▼

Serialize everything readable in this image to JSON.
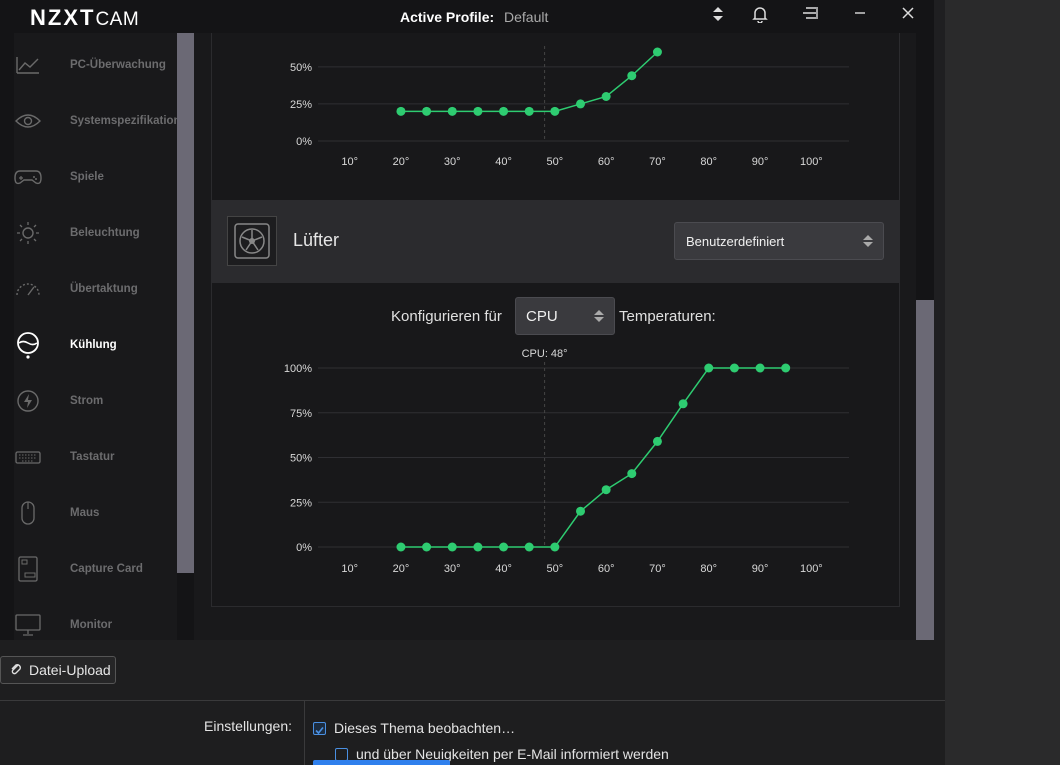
{
  "cam": {
    "logo_main": "NZXT",
    "logo_sub": "CAM",
    "profile_label": "Active Profile:",
    "profile_value": "Default"
  },
  "sidebar": {
    "items": [
      {
        "label": "PC-Überwachung",
        "icon": "chart-icon"
      },
      {
        "label": "Systemspezifikation",
        "icon": "eye-icon"
      },
      {
        "label": "Spiele",
        "icon": "gamepad-icon"
      },
      {
        "label": "Beleuchtung",
        "icon": "sun-icon"
      },
      {
        "label": "Übertaktung",
        "icon": "gauge-icon"
      },
      {
        "label": "Kühlung",
        "icon": "cooling-icon",
        "active": true
      },
      {
        "label": "Strom",
        "icon": "power-icon"
      },
      {
        "label": "Tastatur",
        "icon": "keyboard-icon"
      },
      {
        "label": "Maus",
        "icon": "mouse-icon"
      },
      {
        "label": "Capture Card",
        "icon": "capture-card-icon"
      },
      {
        "label": "Monitor",
        "icon": "monitor-icon"
      }
    ]
  },
  "fan": {
    "title": "Lüfter",
    "mode_value": "Benutzerdefiniert",
    "configure_prefix": "Konfigurieren für",
    "sensor_value": "CPU",
    "configure_suffix": "Temperaturen:",
    "cpu_marker": "CPU: 48°"
  },
  "chart_data": [
    {
      "type": "line",
      "x": [
        20,
        25,
        30,
        35,
        40,
        45,
        50,
        55,
        60,
        65,
        70
      ],
      "y": [
        20,
        20,
        20,
        20,
        20,
        20,
        20,
        25,
        30,
        44,
        60
      ],
      "xlim": [
        5,
        105
      ],
      "ylim": [
        0,
        60
      ],
      "x_ticks": [
        "10°",
        "20°",
        "30°",
        "40°",
        "50°",
        "60°",
        "70°",
        "80°",
        "90°",
        "100°"
      ],
      "y_ticks": [
        "0%",
        "25%",
        "50%"
      ],
      "marker_x": 48,
      "color": "#2ecc71"
    },
    {
      "type": "line",
      "x": [
        20,
        25,
        30,
        35,
        40,
        45,
        50,
        55,
        60,
        65,
        70,
        75,
        80,
        85,
        90,
        95
      ],
      "y": [
        0,
        0,
        0,
        0,
        0,
        0,
        0,
        20,
        32,
        41,
        59,
        80,
        100,
        100,
        100,
        100
      ],
      "xlim": [
        5,
        105
      ],
      "ylim": [
        0,
        100
      ],
      "x_ticks": [
        "10°",
        "20°",
        "30°",
        "40°",
        "50°",
        "60°",
        "70°",
        "80°",
        "90°",
        "100°"
      ],
      "y_ticks": [
        "0%",
        "25%",
        "50%",
        "75%",
        "100%"
      ],
      "marker_x": 48,
      "color": "#2ecc71"
    }
  ],
  "forum": {
    "upload_label": "Datei-Upload",
    "settings_label": "Einstellungen:",
    "watch_label": "Dieses Thema beobachten…",
    "notify_label": "und über Neuigkeiten per E-Mail informiert werden"
  }
}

▲

▸ JOB
Omitting all images, print the listing exactly.

▸ RESPONSE FOR THIS EXERCISE
Serialize everything readable in this image to JSON.
{
  "cam": {
    "logo_main": "NZXT",
    "logo_sub": "CAM",
    "profile_label": "Active Profile:",
    "profile_value": "Default"
  },
  "sidebar": {
    "items": [
      {
        "label": "PC-Überwachung",
        "icon": "chart-icon"
      },
      {
        "label": "Systemspezifikation",
        "icon": "eye-icon"
      },
      {
        "label": "Spiele",
        "icon": "gamepad-icon"
      },
      {
        "label": "Beleuchtung",
        "icon": "sun-icon"
      },
      {
        "label": "Übertaktung",
        "icon": "gauge-icon"
      },
      {
        "label": "Kühlung",
        "icon": "cooling-icon",
        "active": true
      },
      {
        "label": "Strom",
        "icon": "power-icon"
      },
      {
        "label": "Tastatur",
        "icon": "keyboard-icon"
      },
      {
        "label": "Maus",
        "icon": "mouse-icon"
      },
      {
        "label": "Capture Card",
        "icon": "capture-card-icon"
      },
      {
        "label": "Monitor",
        "icon": "monitor-icon"
      }
    ]
  },
  "fan": {
    "title": "Lüfter",
    "mode_value": "Benutzerdefiniert",
    "configure_prefix": "Konfigurieren für",
    "sensor_value": "CPU",
    "configure_suffix": "Temperaturen:",
    "cpu_marker": "CPU: 48°"
  },
  "chart_data": [
    {
      "type": "line",
      "x": [
        20,
        25,
        30,
        35,
        40,
        45,
        50,
        55,
        60,
        65,
        70
      ],
      "y": [
        20,
        20,
        20,
        20,
        20,
        20,
        20,
        25,
        30,
        44,
        60
      ],
      "xlim": [
        5,
        105
      ],
      "ylim": [
        0,
        60
      ],
      "x_ticks": [
        "10°",
        "20°",
        "30°",
        "40°",
        "50°",
        "60°",
        "70°",
        "80°",
        "90°",
        "100°"
      ],
      "y_ticks": [
        "0%",
        "25%",
        "50%"
      ],
      "marker_x": 48,
      "color": "#2ecc71"
    },
    {
      "type": "line",
      "x": [
        20,
        25,
        30,
        35,
        40,
        45,
        50,
        55,
        60,
        65,
        70,
        75,
        80,
        85,
        90,
        95
      ],
      "y": [
        0,
        0,
        0,
        0,
        0,
        0,
        0,
        20,
        32,
        41,
        59,
        80,
        100,
        100,
        100,
        100
      ],
      "xlim": [
        5,
        105
      ],
      "ylim": [
        0,
        100
      ],
      "x_ticks": [
        "10°",
        "20°",
        "30°",
        "40°",
        "50°",
        "60°",
        "70°",
        "80°",
        "90°",
        "100°"
      ],
      "y_ticks": [
        "0%",
        "25%",
        "50%",
        "75%",
        "100%"
      ],
      "marker_x": 48,
      "color": "#2ecc71"
    }
  ],
  "forum": {
    "upload_label": "Datei-Upload",
    "settings_label": "Einstellungen:",
    "watch_label": "Dieses Thema beobachten…",
    "notify_label": "und über Neuigkeiten per E-Mail informiert werden"
  }
}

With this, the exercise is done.